━━ Listed entries ━━

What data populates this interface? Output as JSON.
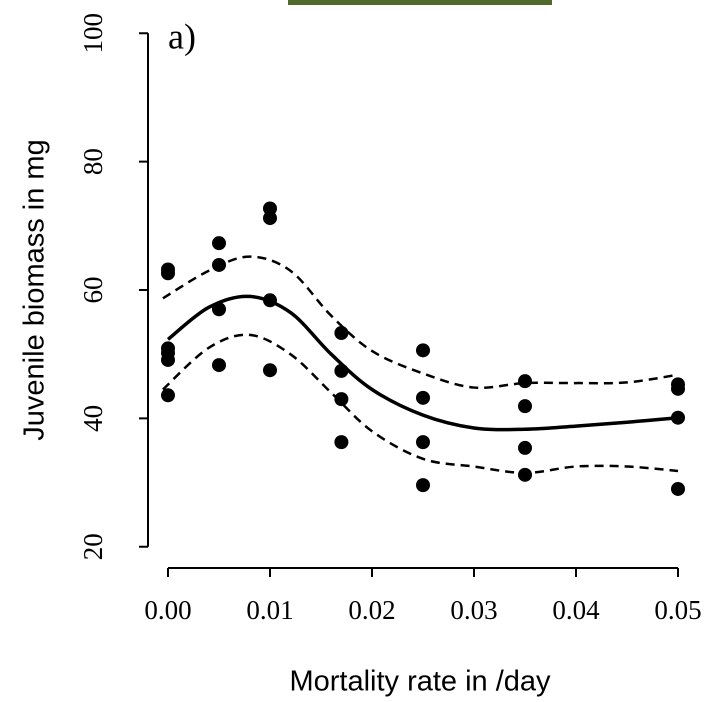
{
  "chart_data": {
    "type": "scatter",
    "annotation": "a)",
    "x_label": "Mortality rate in /day",
    "y_label": "Juvenile biomass in mg",
    "xlim": [
      -0.0015,
      0.0515
    ],
    "ylim": [
      17,
      103
    ],
    "xticks": [
      {
        "value": 0,
        "label": "0.00"
      },
      {
        "value": 0.01,
        "label": "0.01"
      },
      {
        "value": 0.02,
        "label": "0.02"
      },
      {
        "value": 0.03,
        "label": "0.03"
      },
      {
        "value": 0.04,
        "label": "0.04"
      },
      {
        "value": 0.05,
        "label": "0.05"
      }
    ],
    "yticks": [
      20,
      40,
      60,
      80,
      100
    ],
    "series": [
      {
        "type": "scatter",
        "color": "#000000",
        "x": [
          0,
          0,
          0,
          0,
          0,
          0,
          0.005,
          0.005,
          0.005,
          0.005,
          0.01,
          0.01,
          0.01,
          0.01,
          0.017,
          0.017,
          0.017,
          0.017,
          0.025,
          0.025,
          0.025,
          0.025,
          0.035,
          0.035,
          0.035,
          0.035,
          0.05,
          0.05,
          0.05,
          0.05
        ],
        "values": [
          63.2,
          62.6,
          50.9,
          50.2,
          49.1,
          43.6,
          67.3,
          63.9,
          57.0,
          48.3,
          72.7,
          71.2,
          58.4,
          47.5,
          53.3,
          47.4,
          43.0,
          36.3,
          50.6,
          43.2,
          36.3,
          29.6,
          45.8,
          41.9,
          35.4,
          31.2,
          45.3,
          44.6,
          40.1,
          29.0
        ]
      },
      {
        "type": "line",
        "color": "#000000",
        "dash": false,
        "x": [
          0,
          0.004,
          0.008,
          0.012,
          0.016,
          0.02,
          0.025,
          0.03,
          0.035,
          0.04,
          0.045,
          0.05
        ],
        "values": [
          52.3,
          57.3,
          59.0,
          56.5,
          50.0,
          44.5,
          40.5,
          38.5,
          38.3,
          38.8,
          39.4,
          40.1
        ]
      },
      {
        "type": "line",
        "color": "#000000",
        "dash": true,
        "x": [
          -0.0005,
          0.004,
          0.008,
          0.012,
          0.016,
          0.02,
          0.025,
          0.03,
          0.035,
          0.04,
          0.045,
          0.05
        ],
        "values": [
          58.7,
          63.0,
          65.2,
          63.0,
          56.0,
          50.5,
          47.0,
          44.8,
          45.5,
          45.5,
          45.6,
          46.8
        ]
      },
      {
        "type": "line",
        "color": "#000000",
        "dash": true,
        "x": [
          -0.0005,
          0.004,
          0.008,
          0.012,
          0.016,
          0.02,
          0.025,
          0.03,
          0.035,
          0.04,
          0.045,
          0.05
        ],
        "values": [
          44.5,
          51.0,
          53.0,
          50.0,
          44.0,
          38.0,
          33.7,
          32.5,
          31.5,
          32.5,
          32.5,
          31.8
        ]
      }
    ]
  }
}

━━━

### Written request
All of the data above should be quoted exactly, except for the pictures.

### Solution
What data populates this interface? Output as JSON.
{
  "chart_data": {
    "type": "scatter",
    "annotation": "a)",
    "x_label": "Mortality rate in /day",
    "y_label": "Juvenile biomass in mg",
    "xlim": [
      -0.0015,
      0.0515
    ],
    "ylim": [
      17,
      103
    ],
    "xticks": [
      {
        "value": 0,
        "label": "0.00"
      },
      {
        "value": 0.01,
        "label": "0.01"
      },
      {
        "value": 0.02,
        "label": "0.02"
      },
      {
        "value": 0.03,
        "label": "0.03"
      },
      {
        "value": 0.04,
        "label": "0.04"
      },
      {
        "value": 0.05,
        "label": "0.05"
      }
    ],
    "yticks": [
      20,
      40,
      60,
      80,
      100
    ],
    "series": [
      {
        "type": "scatter",
        "color": "#000000",
        "x": [
          0,
          0,
          0,
          0,
          0,
          0,
          0.005,
          0.005,
          0.005,
          0.005,
          0.01,
          0.01,
          0.01,
          0.01,
          0.017,
          0.017,
          0.017,
          0.017,
          0.025,
          0.025,
          0.025,
          0.025,
          0.035,
          0.035,
          0.035,
          0.035,
          0.05,
          0.05,
          0.05,
          0.05
        ],
        "values": [
          63.2,
          62.6,
          50.9,
          50.2,
          49.1,
          43.6,
          67.3,
          63.9,
          57.0,
          48.3,
          72.7,
          71.2,
          58.4,
          47.5,
          53.3,
          47.4,
          43.0,
          36.3,
          50.6,
          43.2,
          36.3,
          29.6,
          45.8,
          41.9,
          35.4,
          31.2,
          45.3,
          44.6,
          40.1,
          29.0
        ]
      },
      {
        "type": "line",
        "color": "#000000",
        "dash": false,
        "x": [
          0,
          0.004,
          0.008,
          0.012,
          0.016,
          0.02,
          0.025,
          0.03,
          0.035,
          0.04,
          0.045,
          0.05
        ],
        "values": [
          52.3,
          57.3,
          59.0,
          56.5,
          50.0,
          44.5,
          40.5,
          38.5,
          38.3,
          38.8,
          39.4,
          40.1
        ]
      },
      {
        "type": "line",
        "color": "#000000",
        "dash": true,
        "x": [
          -0.0005,
          0.004,
          0.008,
          0.012,
          0.016,
          0.02,
          0.025,
          0.03,
          0.035,
          0.04,
          0.045,
          0.05
        ],
        "values": [
          58.7,
          63.0,
          65.2,
          63.0,
          56.0,
          50.5,
          47.0,
          44.8,
          45.5,
          45.5,
          45.6,
          46.8
        ]
      },
      {
        "type": "line",
        "color": "#000000",
        "dash": true,
        "x": [
          -0.0005,
          0.004,
          0.008,
          0.012,
          0.016,
          0.02,
          0.025,
          0.03,
          0.035,
          0.04,
          0.045,
          0.05
        ],
        "values": [
          44.5,
          51.0,
          53.0,
          50.0,
          44.0,
          38.0,
          33.7,
          32.5,
          31.5,
          32.5,
          32.5,
          31.8
        ]
      }
    ]
  }
}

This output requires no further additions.